-- STATED PROBLEM --
Find the lines with "made" in them and copy them out.

-- THE INPUT --

--

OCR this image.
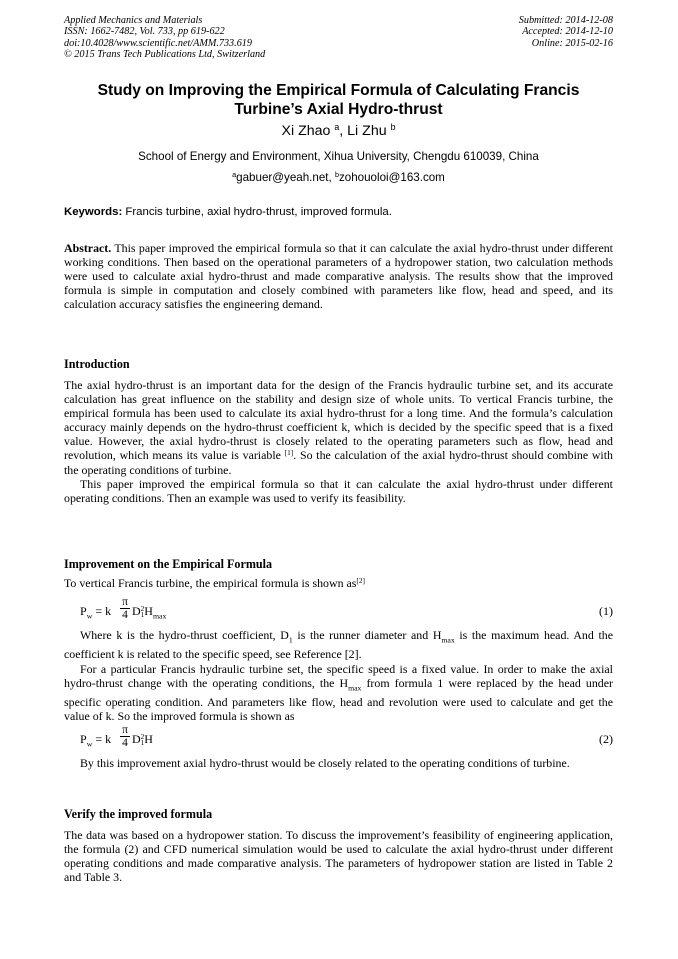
Applied Mechanics and Materials
ISSN: 1662-7482, Vol. 733, pp 619-622
doi:10.4028/www.scientific.net/AMM.733.619
© 2015 Trans Tech Publications Ltd, Switzerland
Submitted: 2014-12-08
Accepted: 2014-12-10
Online: 2015-02-16
Study on Improving the Empirical Formula of Calculating Francis
Turbine’s Axial Hydro-thrust
Xi Zhao $^a$, Li Zhu $^b$
School of Energy and Environment, Xihua University, Chengdu 610039, China
$^a$gabuer@yeah.net, $^b$zohouoloi@163.com
Keywords: Francis turbine, axial hydro-thrust, improved formula.

Abstract. This paper improved the empirical formula so that it can calculate the axial hydro-thrust under different working conditions. Then based on the operational parameters of a hydropower station, two calculation methods were used to calculate axial hydro-thrust and made comparative analysis. The results show that the improved formula is simple in computation and closely combined with parameters like flow, head and speed, and its calculation accuracy satisfies the engineering demand.

Introduction

The axial hydro-thrust is an important data for the design of the Francis hydraulic turbine set, and its accurate calculation has great influence on the stability and design size of whole units. To vertical Francis turbine, the empirical formula has been used to calculate its axial hydro-thrust for a long time. And the formula’s calculation accuracy mainly depends on the hydro-thrust coefficient k, which is decided by the specific speed that is a fixed value. However, the axial hydro-thrust is closely related to the operating parameters such as flow, head and revolution, which means its value is variable [1]. So the calculation of the axial hydro-thrust should combine with the operating conditions of turbine.

This paper improved the empirical formula so that it can calculate the axial hydro-thrust under different operating conditions. Then an example was used to verify its feasibility.

Improvement on the Empirical Formula

To vertical Francis turbine, the empirical formula is shown as[2]

$P_w = k$
π
4 D 2
1 $H_{max}$	(1)

Where k is the hydro-thrust coefficient, $D_1$ is the runner diameter and $H_{max}$ is the maximum head. And the coefficient k is related to the specific speed, see Reference [2].

For a particular Francis hydraulic turbine set, the specific speed is a fixed value. In order to make the axial hydro-thrust change with the operating conditions, the $H_{max}$ from formula 1 were replaced by the head under specific operating condition. And parameters like flow, head and revolution were used to calculate and get the value of k. So the improved formula is shown as

$P_w = k$
π
4 D 2
1 H	(2)

By this improvement axial hydro-thrust would be closely related to the operating conditions of turbine.

Verify the improved formula

The data was based on a hydropower station. To discuss the improvement’s feasibility of engineering application, the formula (2) and CFD numerical simulation would be used to calculate the axial hydro-thrust under different operating conditions and made comparative analysis. The parameters of hydropower station are listed in Table 2 and Table 3.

--

-- CORRECT ANSWER --
Abstract. This paper improved the empirical formula so that it can calculate the axial hydro-thrust under different working conditions. Then based on the operational parameters of a hydropower station, two calculation methods were used to calculate axial hydro-thrust and made comparative analysis. The results show that the improved formula is simple in computation and closely combined with parameters like flow, head and speed, and its calculation accuracy satisfies the engineering demand.
The data was based on a hydropower station. To discuss the improvement’s feasibility of engineering application, the formula (2) and CFD numerical simulation would be used to calculate the axial hydro-thrust under different operating conditions and made comparative analysis. The parameters of hydropower station are listed in Table 2 and Table 3.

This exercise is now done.